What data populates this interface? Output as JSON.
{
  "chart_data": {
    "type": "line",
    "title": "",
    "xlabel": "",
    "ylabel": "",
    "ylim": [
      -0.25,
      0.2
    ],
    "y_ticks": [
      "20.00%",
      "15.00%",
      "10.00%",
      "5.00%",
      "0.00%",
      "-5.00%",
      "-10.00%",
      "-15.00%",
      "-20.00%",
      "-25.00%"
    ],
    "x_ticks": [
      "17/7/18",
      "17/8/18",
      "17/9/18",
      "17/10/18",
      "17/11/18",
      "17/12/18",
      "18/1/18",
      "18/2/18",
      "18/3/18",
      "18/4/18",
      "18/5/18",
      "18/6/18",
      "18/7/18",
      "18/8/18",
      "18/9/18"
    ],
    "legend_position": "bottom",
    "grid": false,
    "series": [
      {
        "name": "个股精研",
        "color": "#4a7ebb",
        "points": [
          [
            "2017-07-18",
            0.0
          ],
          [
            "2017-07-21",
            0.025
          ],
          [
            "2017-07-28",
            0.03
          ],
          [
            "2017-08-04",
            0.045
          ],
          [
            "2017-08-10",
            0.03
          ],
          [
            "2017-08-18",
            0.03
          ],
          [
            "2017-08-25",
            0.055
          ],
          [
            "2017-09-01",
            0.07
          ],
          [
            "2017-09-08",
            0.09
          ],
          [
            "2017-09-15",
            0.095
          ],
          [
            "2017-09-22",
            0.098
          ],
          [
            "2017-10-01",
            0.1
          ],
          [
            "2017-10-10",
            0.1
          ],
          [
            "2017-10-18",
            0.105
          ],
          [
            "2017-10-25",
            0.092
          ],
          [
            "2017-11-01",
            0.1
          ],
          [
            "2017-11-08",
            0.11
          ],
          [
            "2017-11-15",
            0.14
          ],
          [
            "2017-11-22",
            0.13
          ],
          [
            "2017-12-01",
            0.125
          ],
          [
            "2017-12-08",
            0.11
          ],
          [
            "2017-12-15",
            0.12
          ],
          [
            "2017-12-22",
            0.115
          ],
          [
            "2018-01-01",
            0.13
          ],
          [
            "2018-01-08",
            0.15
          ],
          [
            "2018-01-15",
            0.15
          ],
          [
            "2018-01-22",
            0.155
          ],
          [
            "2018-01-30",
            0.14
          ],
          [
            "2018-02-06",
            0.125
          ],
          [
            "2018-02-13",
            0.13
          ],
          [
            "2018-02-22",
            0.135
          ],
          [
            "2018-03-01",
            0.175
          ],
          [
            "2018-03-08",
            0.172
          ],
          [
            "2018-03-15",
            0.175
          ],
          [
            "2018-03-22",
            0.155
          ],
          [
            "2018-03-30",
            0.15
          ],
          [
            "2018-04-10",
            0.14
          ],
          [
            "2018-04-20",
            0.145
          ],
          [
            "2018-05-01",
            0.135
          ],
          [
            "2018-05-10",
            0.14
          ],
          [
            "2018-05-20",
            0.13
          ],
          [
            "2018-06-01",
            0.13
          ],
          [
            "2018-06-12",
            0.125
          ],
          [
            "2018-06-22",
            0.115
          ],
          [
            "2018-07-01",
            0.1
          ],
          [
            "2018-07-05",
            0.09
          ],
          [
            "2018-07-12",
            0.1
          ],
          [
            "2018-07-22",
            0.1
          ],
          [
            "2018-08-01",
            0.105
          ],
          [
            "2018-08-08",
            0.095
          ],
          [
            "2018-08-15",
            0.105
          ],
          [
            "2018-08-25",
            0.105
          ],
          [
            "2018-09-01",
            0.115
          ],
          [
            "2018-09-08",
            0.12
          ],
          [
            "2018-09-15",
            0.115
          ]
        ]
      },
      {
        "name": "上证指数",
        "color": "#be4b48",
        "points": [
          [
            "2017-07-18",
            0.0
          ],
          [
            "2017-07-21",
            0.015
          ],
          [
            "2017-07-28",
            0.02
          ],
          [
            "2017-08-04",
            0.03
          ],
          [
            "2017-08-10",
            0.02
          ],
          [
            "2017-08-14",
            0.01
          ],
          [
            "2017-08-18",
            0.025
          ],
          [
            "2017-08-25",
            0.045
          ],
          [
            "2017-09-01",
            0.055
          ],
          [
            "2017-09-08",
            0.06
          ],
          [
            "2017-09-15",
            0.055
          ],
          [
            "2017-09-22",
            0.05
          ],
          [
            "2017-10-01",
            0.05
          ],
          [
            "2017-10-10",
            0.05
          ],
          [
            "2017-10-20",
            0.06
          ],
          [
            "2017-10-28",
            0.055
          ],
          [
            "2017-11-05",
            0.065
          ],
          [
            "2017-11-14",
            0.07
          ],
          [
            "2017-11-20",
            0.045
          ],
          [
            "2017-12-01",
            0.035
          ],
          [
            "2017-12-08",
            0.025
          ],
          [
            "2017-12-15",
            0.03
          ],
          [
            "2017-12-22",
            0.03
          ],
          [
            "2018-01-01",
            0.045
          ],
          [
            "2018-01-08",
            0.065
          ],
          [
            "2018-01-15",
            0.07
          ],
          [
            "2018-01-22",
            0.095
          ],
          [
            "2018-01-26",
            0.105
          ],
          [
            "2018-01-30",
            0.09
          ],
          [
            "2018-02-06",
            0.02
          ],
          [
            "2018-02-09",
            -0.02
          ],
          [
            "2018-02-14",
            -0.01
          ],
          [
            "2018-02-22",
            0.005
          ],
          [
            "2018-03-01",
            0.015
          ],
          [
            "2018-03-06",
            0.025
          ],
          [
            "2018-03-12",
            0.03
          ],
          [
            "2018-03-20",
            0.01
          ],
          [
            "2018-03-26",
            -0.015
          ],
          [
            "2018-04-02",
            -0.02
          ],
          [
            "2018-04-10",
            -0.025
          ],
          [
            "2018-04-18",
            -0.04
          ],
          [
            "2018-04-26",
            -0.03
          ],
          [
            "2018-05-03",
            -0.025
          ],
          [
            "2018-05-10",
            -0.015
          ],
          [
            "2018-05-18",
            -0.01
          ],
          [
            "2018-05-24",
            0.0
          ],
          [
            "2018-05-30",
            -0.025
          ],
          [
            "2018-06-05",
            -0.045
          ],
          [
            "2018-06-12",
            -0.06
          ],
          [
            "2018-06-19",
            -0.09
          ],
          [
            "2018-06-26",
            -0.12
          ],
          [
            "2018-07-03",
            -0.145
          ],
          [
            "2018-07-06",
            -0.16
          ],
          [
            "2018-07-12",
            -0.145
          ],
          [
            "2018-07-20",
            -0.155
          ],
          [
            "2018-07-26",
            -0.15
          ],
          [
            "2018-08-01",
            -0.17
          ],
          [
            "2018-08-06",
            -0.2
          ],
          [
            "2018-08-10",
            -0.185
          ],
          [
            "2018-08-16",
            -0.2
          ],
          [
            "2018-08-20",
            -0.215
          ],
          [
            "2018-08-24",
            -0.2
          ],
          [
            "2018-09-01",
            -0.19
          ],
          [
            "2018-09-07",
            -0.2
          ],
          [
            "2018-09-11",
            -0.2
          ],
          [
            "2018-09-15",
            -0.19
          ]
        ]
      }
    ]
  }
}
════════
Print all of the entries again, exactly as written.

What data populates this interface? Output as JSON.
{
  "chart_data": {
    "type": "line",
    "title": "",
    "xlabel": "",
    "ylabel": "",
    "ylim": [
      -0.25,
      0.2
    ],
    "y_ticks": [
      "20.00%",
      "15.00%",
      "10.00%",
      "5.00%",
      "0.00%",
      "-5.00%",
      "-10.00%",
      "-15.00%",
      "-20.00%",
      "-25.00%"
    ],
    "x_ticks": [
      "17/7/18",
      "17/8/18",
      "17/9/18",
      "17/10/18",
      "17/11/18",
      "17/12/18",
      "18/1/18",
      "18/2/18",
      "18/3/18",
      "18/4/18",
      "18/5/18",
      "18/6/18",
      "18/7/18",
      "18/8/18",
      "18/9/18"
    ],
    "legend_position": "bottom",
    "grid": false,
    "series": [
      {
        "name": "个股精研",
        "color": "#4a7ebb",
        "points": [
          [
            "2017-07-18",
            0.0
          ],
          [
            "2017-07-21",
            0.025
          ],
          [
            "2017-07-28",
            0.03
          ],
          [
            "2017-08-04",
            0.045
          ],
          [
            "2017-08-10",
            0.03
          ],
          [
            "2017-08-18",
            0.03
          ],
          [
            "2017-08-25",
            0.055
          ],
          [
            "2017-09-01",
            0.07
          ],
          [
            "2017-09-08",
            0.09
          ],
          [
            "2017-09-15",
            0.095
          ],
          [
            "2017-09-22",
            0.098
          ],
          [
            "2017-10-01",
            0.1
          ],
          [
            "2017-10-10",
            0.1
          ],
          [
            "2017-10-18",
            0.105
          ],
          [
            "2017-10-25",
            0.092
          ],
          [
            "2017-11-01",
            0.1
          ],
          [
            "2017-11-08",
            0.11
          ],
          [
            "2017-11-15",
            0.14
          ],
          [
            "2017-11-22",
            0.13
          ],
          [
            "2017-12-01",
            0.125
          ],
          [
            "2017-12-08",
            0.11
          ],
          [
            "2017-12-15",
            0.12
          ],
          [
            "2017-12-22",
            0.115
          ],
          [
            "2018-01-01",
            0.13
          ],
          [
            "2018-01-08",
            0.15
          ],
          [
            "2018-01-15",
            0.15
          ],
          [
            "2018-01-22",
            0.155
          ],
          [
            "2018-01-30",
            0.14
          ],
          [
            "2018-02-06",
            0.125
          ],
          [
            "2018-02-13",
            0.13
          ],
          [
            "2018-02-22",
            0.135
          ],
          [
            "2018-03-01",
            0.175
          ],
          [
            "2018-03-08",
            0.172
          ],
          [
            "2018-03-15",
            0.175
          ],
          [
            "2018-03-22",
            0.155
          ],
          [
            "2018-03-30",
            0.15
          ],
          [
            "2018-04-10",
            0.14
          ],
          [
            "2018-04-20",
            0.145
          ],
          [
            "2018-05-01",
            0.135
          ],
          [
            "2018-05-10",
            0.14
          ],
          [
            "2018-05-20",
            0.13
          ],
          [
            "2018-06-01",
            0.13
          ],
          [
            "2018-06-12",
            0.125
          ],
          [
            "2018-06-22",
            0.115
          ],
          [
            "2018-07-01",
            0.1
          ],
          [
            "2018-07-05",
            0.09
          ],
          [
            "2018-07-12",
            0.1
          ],
          [
            "2018-07-22",
            0.1
          ],
          [
            "2018-08-01",
            0.105
          ],
          [
            "2018-08-08",
            0.095
          ],
          [
            "2018-08-15",
            0.105
          ],
          [
            "2018-08-25",
            0.105
          ],
          [
            "2018-09-01",
            0.115
          ],
          [
            "2018-09-08",
            0.12
          ],
          [
            "2018-09-15",
            0.115
          ]
        ]
      },
      {
        "name": "上证指数",
        "color": "#be4b48",
        "points": [
          [
            "2017-07-18",
            0.0
          ],
          [
            "2017-07-21",
            0.015
          ],
          [
            "2017-07-28",
            0.02
          ],
          [
            "2017-08-04",
            0.03
          ],
          [
            "2017-08-10",
            0.02
          ],
          [
            "2017-08-14",
            0.01
          ],
          [
            "2017-08-18",
            0.025
          ],
          [
            "2017-08-25",
            0.045
          ],
          [
            "2017-09-01",
            0.055
          ],
          [
            "2017-09-08",
            0.06
          ],
          [
            "2017-09-15",
            0.055
          ],
          [
            "2017-09-22",
            0.05
          ],
          [
            "2017-10-01",
            0.05
          ],
          [
            "2017-10-10",
            0.05
          ],
          [
            "2017-10-20",
            0.06
          ],
          [
            "2017-10-28",
            0.055
          ],
          [
            "2017-11-05",
            0.065
          ],
          [
            "2017-11-14",
            0.07
          ],
          [
            "2017-11-20",
            0.045
          ],
          [
            "2017-12-01",
            0.035
          ],
          [
            "2017-12-08",
            0.025
          ],
          [
            "2017-12-15",
            0.03
          ],
          [
            "2017-12-22",
            0.03
          ],
          [
            "2018-01-01",
            0.045
          ],
          [
            "2018-01-08",
            0.065
          ],
          [
            "2018-01-15",
            0.07
          ],
          [
            "2018-01-22",
            0.095
          ],
          [
            "2018-01-26",
            0.105
          ],
          [
            "2018-01-30",
            0.09
          ],
          [
            "2018-02-06",
            0.02
          ],
          [
            "2018-02-09",
            -0.02
          ],
          [
            "2018-02-14",
            -0.01
          ],
          [
            "2018-02-22",
            0.005
          ],
          [
            "2018-03-01",
            0.015
          ],
          [
            "2018-03-06",
            0.025
          ],
          [
            "2018-03-12",
            0.03
          ],
          [
            "2018-03-20",
            0.01
          ],
          [
            "2018-03-26",
            -0.015
          ],
          [
            "2018-04-02",
            -0.02
          ],
          [
            "2018-04-10",
            -0.025
          ],
          [
            "2018-04-18",
            -0.04
          ],
          [
            "2018-04-26",
            -0.03
          ],
          [
            "2018-05-03",
            -0.025
          ],
          [
            "2018-05-10",
            -0.015
          ],
          [
            "2018-05-18",
            -0.01
          ],
          [
            "2018-05-24",
            0.0
          ],
          [
            "2018-05-30",
            -0.025
          ],
          [
            "2018-06-05",
            -0.045
          ],
          [
            "2018-06-12",
            -0.06
          ],
          [
            "2018-06-19",
            -0.09
          ],
          [
            "2018-06-26",
            -0.12
          ],
          [
            "2018-07-03",
            -0.145
          ],
          [
            "2018-07-06",
            -0.16
          ],
          [
            "2018-07-12",
            -0.145
          ],
          [
            "2018-07-20",
            -0.155
          ],
          [
            "2018-07-26",
            -0.15
          ],
          [
            "2018-08-01",
            -0.17
          ],
          [
            "2018-08-06",
            -0.2
          ],
          [
            "2018-08-10",
            -0.185
          ],
          [
            "2018-08-16",
            -0.2
          ],
          [
            "2018-08-20",
            -0.215
          ],
          [
            "2018-08-24",
            -0.2
          ],
          [
            "2018-09-01",
            -0.19
          ],
          [
            "2018-09-07",
            -0.2
          ],
          [
            "2018-09-11",
            -0.2
          ],
          [
            "2018-09-15",
            -0.19
          ]
        ]
      }
    ]
  }
}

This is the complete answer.